## Your task
Track down each line that has the word "structured" and copy it.

## The input
------------------------------------------------------------------------
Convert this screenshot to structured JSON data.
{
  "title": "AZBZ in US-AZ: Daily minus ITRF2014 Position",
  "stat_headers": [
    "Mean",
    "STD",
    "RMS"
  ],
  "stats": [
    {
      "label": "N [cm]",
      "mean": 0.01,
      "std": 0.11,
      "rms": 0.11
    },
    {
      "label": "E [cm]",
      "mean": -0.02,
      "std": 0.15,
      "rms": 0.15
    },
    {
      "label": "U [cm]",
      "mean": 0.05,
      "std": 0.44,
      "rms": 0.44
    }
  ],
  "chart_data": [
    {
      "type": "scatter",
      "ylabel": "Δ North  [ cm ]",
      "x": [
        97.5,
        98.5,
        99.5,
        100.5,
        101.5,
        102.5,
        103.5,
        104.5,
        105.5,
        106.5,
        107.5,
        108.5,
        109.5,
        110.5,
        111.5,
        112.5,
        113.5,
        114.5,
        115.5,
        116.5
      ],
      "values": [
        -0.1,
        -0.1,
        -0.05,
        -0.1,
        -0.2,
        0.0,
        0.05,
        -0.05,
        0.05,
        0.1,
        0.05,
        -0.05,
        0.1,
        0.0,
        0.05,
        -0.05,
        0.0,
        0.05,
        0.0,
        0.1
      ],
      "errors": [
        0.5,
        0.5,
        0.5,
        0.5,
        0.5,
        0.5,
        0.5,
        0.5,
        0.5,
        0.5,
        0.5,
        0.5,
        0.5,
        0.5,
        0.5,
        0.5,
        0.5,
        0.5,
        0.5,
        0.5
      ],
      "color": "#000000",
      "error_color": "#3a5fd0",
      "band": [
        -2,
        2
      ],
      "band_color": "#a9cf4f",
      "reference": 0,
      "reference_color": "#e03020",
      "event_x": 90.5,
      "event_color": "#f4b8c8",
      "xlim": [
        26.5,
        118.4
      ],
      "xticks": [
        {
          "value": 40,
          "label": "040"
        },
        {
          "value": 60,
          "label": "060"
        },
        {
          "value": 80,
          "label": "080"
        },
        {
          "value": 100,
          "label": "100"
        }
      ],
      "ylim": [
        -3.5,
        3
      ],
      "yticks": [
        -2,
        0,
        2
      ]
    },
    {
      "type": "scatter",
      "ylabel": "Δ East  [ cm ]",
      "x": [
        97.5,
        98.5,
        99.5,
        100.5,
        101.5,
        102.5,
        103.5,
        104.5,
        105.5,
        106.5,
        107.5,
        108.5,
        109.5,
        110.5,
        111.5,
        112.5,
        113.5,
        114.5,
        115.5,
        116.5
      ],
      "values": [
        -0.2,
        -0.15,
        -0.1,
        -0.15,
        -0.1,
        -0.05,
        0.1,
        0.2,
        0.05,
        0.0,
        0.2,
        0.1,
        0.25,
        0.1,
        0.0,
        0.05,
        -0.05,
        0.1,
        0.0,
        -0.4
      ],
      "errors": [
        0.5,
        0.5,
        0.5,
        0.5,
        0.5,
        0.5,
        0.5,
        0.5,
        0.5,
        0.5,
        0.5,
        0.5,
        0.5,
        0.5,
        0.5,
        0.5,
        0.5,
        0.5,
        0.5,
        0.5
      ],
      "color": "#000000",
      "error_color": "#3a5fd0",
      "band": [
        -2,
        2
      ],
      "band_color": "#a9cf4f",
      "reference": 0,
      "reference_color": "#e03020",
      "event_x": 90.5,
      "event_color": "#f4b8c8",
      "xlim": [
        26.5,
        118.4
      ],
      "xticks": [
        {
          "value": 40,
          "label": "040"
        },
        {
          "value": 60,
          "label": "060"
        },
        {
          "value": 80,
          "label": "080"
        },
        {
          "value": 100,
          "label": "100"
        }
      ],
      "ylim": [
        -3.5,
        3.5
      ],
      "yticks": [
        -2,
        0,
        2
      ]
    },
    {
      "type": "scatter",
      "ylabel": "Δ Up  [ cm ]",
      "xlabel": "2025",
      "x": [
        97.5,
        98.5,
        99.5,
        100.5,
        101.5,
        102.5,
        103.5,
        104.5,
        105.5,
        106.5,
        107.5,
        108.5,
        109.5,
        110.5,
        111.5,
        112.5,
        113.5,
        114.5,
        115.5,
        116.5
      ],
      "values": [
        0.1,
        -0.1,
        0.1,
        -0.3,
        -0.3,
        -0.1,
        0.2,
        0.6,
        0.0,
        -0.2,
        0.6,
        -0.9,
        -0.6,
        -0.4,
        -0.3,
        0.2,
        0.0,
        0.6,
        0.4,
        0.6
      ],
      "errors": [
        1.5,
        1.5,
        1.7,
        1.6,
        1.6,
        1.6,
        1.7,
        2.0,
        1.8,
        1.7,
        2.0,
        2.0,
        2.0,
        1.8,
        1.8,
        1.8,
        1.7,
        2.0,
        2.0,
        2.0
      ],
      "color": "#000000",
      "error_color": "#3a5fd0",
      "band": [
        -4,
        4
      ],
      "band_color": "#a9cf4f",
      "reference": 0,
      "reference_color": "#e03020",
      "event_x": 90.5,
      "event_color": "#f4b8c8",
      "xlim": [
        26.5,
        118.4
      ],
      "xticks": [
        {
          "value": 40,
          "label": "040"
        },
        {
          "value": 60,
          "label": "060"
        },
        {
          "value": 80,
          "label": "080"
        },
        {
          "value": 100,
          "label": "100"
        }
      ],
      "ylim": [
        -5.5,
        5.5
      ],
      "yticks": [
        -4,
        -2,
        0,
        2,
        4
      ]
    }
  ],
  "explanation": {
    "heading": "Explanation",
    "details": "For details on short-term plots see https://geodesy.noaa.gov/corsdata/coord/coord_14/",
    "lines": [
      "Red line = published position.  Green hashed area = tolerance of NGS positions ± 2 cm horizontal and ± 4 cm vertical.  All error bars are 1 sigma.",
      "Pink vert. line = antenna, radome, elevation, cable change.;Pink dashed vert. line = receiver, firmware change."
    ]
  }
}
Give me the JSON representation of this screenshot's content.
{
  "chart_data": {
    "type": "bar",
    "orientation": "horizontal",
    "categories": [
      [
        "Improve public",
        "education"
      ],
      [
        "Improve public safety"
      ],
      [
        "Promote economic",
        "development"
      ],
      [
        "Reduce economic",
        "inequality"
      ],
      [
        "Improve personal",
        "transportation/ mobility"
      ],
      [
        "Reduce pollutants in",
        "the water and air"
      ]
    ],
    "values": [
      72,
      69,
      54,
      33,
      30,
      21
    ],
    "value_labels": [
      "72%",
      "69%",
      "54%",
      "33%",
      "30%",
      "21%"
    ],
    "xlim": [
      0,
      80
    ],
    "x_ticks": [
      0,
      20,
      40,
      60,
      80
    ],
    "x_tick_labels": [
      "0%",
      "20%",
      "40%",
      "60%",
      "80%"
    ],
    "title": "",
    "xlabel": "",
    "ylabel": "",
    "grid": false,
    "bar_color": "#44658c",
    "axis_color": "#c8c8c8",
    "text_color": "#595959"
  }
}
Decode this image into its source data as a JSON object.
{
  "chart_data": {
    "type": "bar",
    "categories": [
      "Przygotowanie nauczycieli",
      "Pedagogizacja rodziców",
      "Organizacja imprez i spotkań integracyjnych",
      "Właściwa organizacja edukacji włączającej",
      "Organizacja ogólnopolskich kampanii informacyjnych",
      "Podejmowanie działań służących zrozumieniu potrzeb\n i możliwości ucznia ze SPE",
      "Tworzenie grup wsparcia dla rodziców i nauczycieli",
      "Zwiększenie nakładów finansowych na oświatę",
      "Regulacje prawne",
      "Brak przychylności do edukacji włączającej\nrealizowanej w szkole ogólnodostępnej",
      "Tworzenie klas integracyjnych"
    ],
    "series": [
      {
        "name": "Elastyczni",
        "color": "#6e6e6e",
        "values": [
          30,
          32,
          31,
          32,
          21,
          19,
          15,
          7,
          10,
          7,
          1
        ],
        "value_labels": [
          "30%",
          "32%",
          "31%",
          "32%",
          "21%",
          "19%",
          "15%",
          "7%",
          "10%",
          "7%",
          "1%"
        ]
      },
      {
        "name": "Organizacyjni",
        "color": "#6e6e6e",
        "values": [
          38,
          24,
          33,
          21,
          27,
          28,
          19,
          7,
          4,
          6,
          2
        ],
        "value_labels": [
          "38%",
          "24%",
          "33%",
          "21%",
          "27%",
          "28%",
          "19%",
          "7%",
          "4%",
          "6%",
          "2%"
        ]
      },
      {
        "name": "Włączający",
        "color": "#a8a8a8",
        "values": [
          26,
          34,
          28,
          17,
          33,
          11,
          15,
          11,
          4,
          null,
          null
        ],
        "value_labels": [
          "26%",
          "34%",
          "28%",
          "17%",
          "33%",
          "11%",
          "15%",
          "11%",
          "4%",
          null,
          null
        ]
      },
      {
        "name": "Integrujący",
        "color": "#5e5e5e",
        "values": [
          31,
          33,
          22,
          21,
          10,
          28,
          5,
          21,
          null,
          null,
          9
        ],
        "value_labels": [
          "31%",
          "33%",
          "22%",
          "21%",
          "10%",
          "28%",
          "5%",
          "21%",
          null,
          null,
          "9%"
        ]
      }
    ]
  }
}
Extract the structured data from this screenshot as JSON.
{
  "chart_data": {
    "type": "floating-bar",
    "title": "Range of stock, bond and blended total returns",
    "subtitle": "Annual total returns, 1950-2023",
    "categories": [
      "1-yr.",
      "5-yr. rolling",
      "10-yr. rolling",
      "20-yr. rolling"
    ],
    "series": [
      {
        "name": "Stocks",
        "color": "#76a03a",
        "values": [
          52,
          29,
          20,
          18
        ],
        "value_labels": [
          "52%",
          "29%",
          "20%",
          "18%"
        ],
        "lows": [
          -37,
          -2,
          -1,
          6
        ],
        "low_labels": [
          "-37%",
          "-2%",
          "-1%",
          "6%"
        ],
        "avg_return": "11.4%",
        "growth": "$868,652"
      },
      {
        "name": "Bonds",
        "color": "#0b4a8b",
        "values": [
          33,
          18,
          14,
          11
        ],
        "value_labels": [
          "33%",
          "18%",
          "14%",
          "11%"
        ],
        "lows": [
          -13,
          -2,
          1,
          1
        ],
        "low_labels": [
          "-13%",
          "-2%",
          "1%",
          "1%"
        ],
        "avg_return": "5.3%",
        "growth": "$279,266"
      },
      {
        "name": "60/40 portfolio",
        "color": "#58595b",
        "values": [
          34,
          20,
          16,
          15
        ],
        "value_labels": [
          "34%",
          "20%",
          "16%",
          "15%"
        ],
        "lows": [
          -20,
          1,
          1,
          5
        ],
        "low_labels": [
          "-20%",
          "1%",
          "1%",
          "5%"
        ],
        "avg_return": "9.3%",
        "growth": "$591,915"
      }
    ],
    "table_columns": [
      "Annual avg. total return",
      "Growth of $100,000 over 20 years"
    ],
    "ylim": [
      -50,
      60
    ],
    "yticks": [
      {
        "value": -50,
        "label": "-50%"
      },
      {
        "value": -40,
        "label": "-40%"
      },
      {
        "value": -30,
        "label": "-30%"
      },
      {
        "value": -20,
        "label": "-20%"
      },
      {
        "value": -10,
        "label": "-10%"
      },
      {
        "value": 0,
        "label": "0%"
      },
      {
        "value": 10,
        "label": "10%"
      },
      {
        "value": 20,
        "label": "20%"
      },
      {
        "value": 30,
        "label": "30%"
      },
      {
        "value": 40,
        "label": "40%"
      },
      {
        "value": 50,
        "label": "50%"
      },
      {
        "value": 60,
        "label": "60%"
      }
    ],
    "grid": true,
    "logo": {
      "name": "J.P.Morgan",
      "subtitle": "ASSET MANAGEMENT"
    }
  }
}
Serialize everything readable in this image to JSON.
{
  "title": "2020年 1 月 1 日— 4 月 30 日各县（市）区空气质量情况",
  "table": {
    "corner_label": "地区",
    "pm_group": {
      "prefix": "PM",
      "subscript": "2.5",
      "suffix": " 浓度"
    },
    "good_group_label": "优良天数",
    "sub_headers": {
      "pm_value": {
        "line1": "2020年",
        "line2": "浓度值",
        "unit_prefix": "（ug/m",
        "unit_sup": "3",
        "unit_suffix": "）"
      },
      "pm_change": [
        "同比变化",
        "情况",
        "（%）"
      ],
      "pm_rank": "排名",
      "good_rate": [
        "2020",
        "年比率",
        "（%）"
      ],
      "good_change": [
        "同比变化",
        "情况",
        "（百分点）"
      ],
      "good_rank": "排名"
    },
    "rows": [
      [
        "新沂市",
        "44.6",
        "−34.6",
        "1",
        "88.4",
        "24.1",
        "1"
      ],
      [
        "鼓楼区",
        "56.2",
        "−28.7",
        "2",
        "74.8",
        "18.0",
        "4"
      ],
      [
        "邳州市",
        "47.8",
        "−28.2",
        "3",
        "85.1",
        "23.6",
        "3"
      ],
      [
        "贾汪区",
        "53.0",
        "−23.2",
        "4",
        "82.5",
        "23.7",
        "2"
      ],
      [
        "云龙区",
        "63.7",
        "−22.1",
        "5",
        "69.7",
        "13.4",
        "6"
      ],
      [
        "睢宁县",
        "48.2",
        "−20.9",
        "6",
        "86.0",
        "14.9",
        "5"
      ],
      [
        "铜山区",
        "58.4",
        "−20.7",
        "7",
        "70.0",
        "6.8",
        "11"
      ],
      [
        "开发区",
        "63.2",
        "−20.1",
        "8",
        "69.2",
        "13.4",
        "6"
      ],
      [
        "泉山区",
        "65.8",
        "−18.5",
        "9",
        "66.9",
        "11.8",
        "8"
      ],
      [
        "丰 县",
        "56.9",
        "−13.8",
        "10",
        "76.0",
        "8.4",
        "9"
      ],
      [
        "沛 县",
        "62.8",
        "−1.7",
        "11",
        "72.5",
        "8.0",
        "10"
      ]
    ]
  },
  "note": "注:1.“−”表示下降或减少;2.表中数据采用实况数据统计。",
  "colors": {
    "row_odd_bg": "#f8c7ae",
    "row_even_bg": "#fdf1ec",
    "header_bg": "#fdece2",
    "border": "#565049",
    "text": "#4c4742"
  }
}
------------------------------------------------------------------------
## Written answer
Convert this screenshot to structured JSON data.
Extract the structured data from this screenshot as JSON.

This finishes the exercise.